WHAT IS BEING ASKED:
Copy each line in the data that includes the word "التعليم".
■ ■ ■ ■ ■
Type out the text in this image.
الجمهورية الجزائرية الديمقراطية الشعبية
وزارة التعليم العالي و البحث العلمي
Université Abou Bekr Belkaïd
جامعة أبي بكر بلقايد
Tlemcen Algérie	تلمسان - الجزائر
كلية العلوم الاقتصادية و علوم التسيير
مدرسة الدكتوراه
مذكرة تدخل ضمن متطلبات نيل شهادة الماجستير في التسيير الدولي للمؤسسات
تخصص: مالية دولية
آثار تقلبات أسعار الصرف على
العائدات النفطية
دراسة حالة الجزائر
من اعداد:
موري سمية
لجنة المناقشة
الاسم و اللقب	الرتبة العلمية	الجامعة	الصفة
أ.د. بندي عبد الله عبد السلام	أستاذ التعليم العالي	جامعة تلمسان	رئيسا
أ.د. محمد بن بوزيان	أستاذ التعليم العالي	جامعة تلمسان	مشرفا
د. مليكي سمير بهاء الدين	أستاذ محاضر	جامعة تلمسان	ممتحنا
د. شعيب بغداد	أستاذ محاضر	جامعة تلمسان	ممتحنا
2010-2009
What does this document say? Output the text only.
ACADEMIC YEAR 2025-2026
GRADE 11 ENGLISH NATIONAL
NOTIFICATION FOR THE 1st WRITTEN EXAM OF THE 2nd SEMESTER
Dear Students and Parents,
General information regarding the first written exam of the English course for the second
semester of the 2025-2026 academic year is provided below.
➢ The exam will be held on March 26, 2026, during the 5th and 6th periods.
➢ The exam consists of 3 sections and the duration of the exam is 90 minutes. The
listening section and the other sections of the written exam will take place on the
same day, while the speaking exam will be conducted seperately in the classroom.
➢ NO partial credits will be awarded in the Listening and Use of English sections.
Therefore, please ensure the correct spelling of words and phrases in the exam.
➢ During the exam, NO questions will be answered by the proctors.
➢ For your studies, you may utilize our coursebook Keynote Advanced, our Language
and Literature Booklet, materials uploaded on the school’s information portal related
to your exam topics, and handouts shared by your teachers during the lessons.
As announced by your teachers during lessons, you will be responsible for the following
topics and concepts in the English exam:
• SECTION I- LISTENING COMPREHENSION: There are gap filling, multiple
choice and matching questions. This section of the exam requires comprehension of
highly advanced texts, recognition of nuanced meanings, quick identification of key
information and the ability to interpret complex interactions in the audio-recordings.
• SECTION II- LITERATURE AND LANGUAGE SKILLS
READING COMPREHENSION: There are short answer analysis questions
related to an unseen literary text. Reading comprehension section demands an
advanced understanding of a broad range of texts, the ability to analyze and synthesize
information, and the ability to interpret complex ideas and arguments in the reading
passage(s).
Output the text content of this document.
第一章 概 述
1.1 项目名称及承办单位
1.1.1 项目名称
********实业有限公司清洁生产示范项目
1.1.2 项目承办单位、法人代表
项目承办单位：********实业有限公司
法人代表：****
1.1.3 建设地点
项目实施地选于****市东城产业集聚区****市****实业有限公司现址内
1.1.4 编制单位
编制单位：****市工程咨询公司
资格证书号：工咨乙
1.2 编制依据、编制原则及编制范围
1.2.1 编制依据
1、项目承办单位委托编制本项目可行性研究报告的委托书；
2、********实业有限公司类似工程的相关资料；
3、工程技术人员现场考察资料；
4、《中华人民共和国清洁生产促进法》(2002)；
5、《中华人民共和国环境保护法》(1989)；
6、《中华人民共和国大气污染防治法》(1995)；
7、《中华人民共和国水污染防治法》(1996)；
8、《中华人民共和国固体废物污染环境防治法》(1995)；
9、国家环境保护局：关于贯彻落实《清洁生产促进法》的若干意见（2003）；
■ ■ ■ ■ ■
EXERCISE RESULT:
وزارة التعليم العالي و البحث العلمي
أ.د. بندي عبد الله عبد السلام	أستاذ التعليم العالي	جامعة تلمسان	رئيسا
أ.د. محمد بن بوزيان	أستاذ التعليم العالي	جامعة تلمسان	مشرفا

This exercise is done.